**** Data for this exercise

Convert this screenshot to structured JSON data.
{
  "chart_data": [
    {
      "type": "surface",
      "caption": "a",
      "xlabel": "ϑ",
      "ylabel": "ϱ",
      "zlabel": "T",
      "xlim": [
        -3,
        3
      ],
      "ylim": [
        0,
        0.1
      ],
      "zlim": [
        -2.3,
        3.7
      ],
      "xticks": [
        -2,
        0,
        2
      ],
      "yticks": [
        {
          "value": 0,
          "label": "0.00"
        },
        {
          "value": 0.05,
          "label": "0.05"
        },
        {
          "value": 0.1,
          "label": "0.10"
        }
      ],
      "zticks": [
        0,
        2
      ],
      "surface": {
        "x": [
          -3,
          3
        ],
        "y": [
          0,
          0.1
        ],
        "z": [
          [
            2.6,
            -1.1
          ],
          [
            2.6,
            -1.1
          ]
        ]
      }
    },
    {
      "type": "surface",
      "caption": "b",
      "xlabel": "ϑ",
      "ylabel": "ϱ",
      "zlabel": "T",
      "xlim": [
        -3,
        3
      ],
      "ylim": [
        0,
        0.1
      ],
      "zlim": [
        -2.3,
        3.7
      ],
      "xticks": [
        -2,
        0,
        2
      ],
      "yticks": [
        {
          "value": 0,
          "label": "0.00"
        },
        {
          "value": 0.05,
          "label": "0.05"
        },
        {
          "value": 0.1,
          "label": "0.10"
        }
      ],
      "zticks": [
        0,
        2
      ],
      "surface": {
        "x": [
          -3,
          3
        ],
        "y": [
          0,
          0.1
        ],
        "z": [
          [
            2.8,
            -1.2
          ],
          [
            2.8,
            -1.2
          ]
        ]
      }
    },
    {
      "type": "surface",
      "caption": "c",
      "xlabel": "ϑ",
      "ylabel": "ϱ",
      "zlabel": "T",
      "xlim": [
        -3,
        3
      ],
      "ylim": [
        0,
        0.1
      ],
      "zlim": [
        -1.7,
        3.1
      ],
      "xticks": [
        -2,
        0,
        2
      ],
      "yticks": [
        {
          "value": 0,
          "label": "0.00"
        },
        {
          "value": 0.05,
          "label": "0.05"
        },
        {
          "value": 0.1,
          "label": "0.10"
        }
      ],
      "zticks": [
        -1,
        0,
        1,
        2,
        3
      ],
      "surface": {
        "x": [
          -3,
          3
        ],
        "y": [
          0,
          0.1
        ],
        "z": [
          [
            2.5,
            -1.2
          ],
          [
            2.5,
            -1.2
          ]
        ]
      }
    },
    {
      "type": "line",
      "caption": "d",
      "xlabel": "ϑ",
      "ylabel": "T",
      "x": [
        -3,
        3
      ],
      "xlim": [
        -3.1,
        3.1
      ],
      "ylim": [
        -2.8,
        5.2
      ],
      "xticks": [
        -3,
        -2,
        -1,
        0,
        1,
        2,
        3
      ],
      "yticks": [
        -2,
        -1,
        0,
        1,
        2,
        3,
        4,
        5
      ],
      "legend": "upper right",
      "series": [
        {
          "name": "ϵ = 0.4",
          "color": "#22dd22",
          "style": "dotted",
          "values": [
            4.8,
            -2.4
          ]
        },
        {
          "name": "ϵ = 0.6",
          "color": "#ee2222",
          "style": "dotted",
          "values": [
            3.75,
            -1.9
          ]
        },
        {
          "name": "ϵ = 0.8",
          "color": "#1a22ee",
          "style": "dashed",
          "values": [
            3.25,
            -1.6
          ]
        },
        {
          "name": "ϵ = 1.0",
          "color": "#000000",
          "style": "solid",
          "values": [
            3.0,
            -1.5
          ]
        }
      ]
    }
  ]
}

********

> [Goal]
Go through the listing and copy all of it exactly.

> [Written solution]
Convert this screenshot to structured JSON data.
{
  "chart_data": [
    {
      "type": "surface",
      "caption": "a",
      "xlabel": "ϑ",
      "ylabel": "ϱ",
      "zlabel": "T",
      "xlim": [
        -3,
        3
      ],
      "ylim": [
        0,
        0.1
      ],
      "zlim": [
        -2.3,
        3.7
      ],
      "xticks": [
        -2,
        0,
        2
      ],
      "yticks": [
        {
          "value": 0,
          "label": "0.00"
        },
        {
          "value": 0.05,
          "label": "0.05"
        },
        {
          "value": 0.1,
          "label": "0.10"
        }
      ],
      "zticks": [
        0,
        2
      ],
      "surface": {
        "x": [
          -3,
          3
        ],
        "y": [
          0,
          0.1
        ],
        "z": [
          [
            2.6,
            -1.1
          ],
          [
            2.6,
            -1.1
          ]
        ]
      }
    },
    {
      "type": "surface",
      "caption": "b",
      "xlabel": "ϑ",
      "ylabel": "ϱ",
      "zlabel": "T",
      "xlim": [
        -3,
        3
      ],
      "ylim": [
        0,
        0.1
      ],
      "zlim": [
        -2.3,
        3.7
      ],
      "xticks": [
        -2,
        0,
        2
      ],
      "yticks": [
        {
          "value": 0,
          "label": "0.00"
        },
        {
          "value": 0.05,
          "label": "0.05"
        },
        {
          "value": 0.1,
          "label": "0.10"
        }
      ],
      "zticks": [
        0,
        2
      ],
      "surface": {
        "x": [
          -3,
          3
        ],
        "y": [
          0,
          0.1
        ],
        "z": [
          [
            2.8,
            -1.2
          ],
          [
            2.8,
            -1.2
          ]
        ]
      }
    },
    {
      "type": "surface",
      "caption": "c",
      "xlabel": "ϑ",
      "ylabel": "ϱ",
      "zlabel": "T",
      "xlim": [
        -3,
        3
      ],
      "ylim": [
        0,
        0.1
      ],
      "zlim": [
        -1.7,
        3.1
      ],
      "xticks": [
        -2,
        0,
        2
      ],
      "yticks": [
        {
          "value": 0,
          "label": "0.00"
        },
        {
          "value": 0.05,
          "label": "0.05"
        },
        {
          "value": 0.1,
          "label": "0.10"
        }
      ],
      "zticks": [
        -1,
        0,
        1,
        2,
        3
      ],
      "surface": {
        "x": [
          -3,
          3
        ],
        "y": [
          0,
          0.1
        ],
        "z": [
          [
            2.5,
            -1.2
          ],
          [
            2.5,
            -1.2
          ]
        ]
      }
    },
    {
      "type": "line",
      "caption": "d",
      "xlabel": "ϑ",
      "ylabel": "T",
      "x": [
        -3,
        3
      ],
      "xlim": [
        -3.1,
        3.1
      ],
      "ylim": [
        -2.8,
        5.2
      ],
      "xticks": [
        -3,
        -2,
        -1,
        0,
        1,
        2,
        3
      ],
      "yticks": [
        -2,
        -1,
        0,
        1,
        2,
        3,
        4,
        5
      ],
      "legend": "upper right",
      "series": [
        {
          "name": "ϵ = 0.4",
          "color": "#22dd22",
          "style": "dotted",
          "values": [
            4.8,
            -2.4
          ]
        },
        {
          "name": "ϵ = 0.6",
          "color": "#ee2222",
          "style": "dotted",
          "values": [
            3.75,
            -1.9
          ]
        },
        {
          "name": "ϵ = 0.8",
          "color": "#1a22ee",
          "style": "dashed",
          "values": [
            3.25,
            -1.6
          ]
        },
        {
          "name": "ϵ = 1.0",
          "color": "#000000",
          "style": "solid",
          "values": [
            3.0,
            -1.5
          ]
        }
      ]
    }
  ]
}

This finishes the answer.